__Given problem__. Identify the lines that contain the word "this" and copy each one.

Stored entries
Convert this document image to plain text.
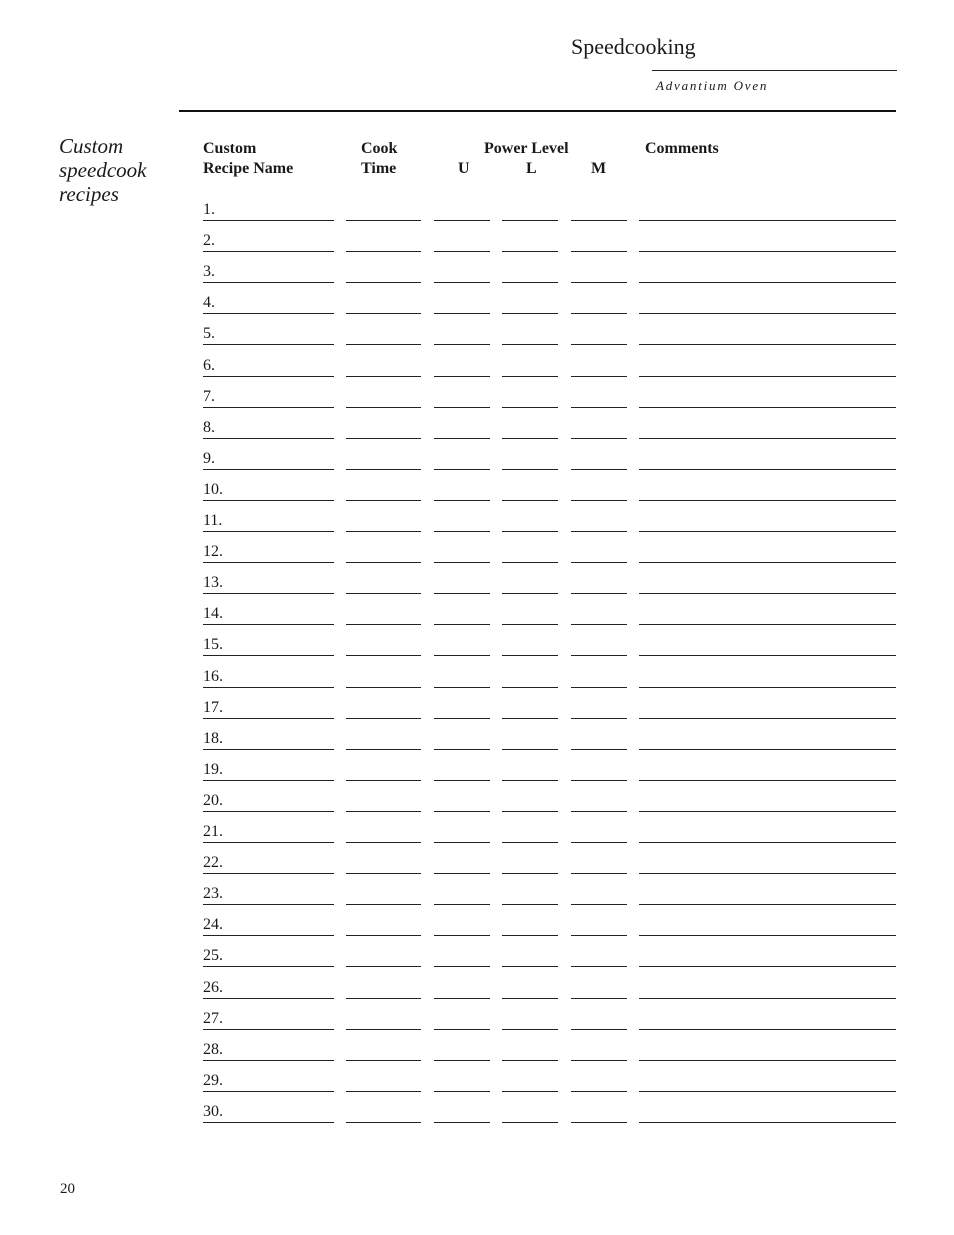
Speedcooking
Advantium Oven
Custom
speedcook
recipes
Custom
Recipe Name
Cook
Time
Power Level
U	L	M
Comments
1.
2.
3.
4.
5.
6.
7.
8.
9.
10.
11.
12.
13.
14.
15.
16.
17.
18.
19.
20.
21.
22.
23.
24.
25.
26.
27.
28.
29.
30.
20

--

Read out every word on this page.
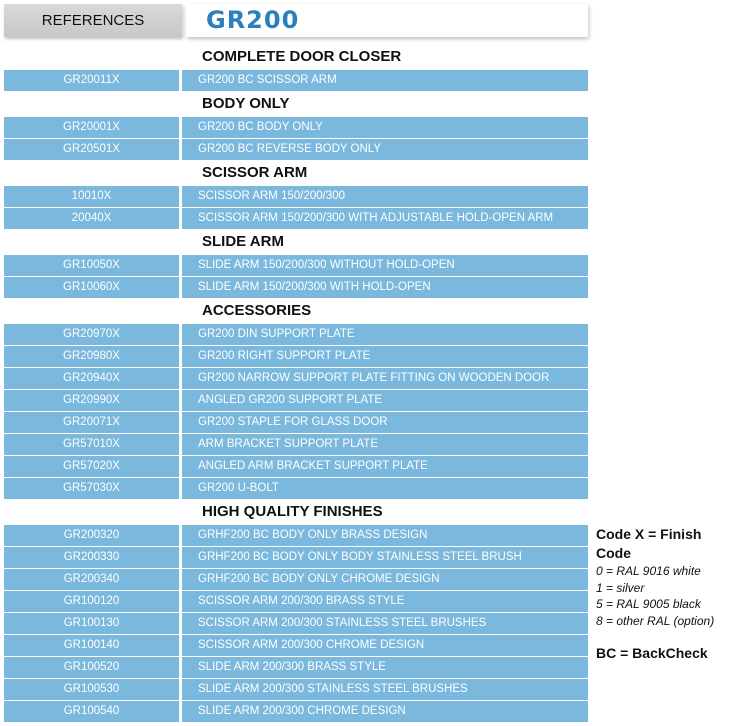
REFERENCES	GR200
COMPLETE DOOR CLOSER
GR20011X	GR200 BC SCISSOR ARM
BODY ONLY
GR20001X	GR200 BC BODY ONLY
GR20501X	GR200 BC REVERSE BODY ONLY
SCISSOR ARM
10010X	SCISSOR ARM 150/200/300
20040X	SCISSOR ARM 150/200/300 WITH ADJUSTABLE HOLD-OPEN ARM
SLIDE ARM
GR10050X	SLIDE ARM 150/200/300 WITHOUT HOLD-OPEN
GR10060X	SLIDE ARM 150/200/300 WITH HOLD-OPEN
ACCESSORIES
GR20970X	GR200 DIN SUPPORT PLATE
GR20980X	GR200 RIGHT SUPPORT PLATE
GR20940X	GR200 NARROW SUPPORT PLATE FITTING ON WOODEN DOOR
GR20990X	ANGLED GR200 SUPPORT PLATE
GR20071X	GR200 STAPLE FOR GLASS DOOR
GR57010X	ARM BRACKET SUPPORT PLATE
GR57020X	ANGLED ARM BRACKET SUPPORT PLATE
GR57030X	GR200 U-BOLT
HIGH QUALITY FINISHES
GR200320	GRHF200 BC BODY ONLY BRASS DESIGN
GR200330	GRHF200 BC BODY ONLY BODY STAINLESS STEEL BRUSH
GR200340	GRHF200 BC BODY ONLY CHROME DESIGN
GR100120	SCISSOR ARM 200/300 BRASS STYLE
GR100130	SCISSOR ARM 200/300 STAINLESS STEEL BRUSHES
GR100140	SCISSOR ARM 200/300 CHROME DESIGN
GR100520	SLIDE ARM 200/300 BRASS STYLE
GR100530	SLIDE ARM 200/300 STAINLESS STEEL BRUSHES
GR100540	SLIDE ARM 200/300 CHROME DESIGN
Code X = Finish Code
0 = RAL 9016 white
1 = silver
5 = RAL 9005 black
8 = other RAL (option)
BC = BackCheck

__Response__.
Convert this document image to plain text.
Read out every word on this page.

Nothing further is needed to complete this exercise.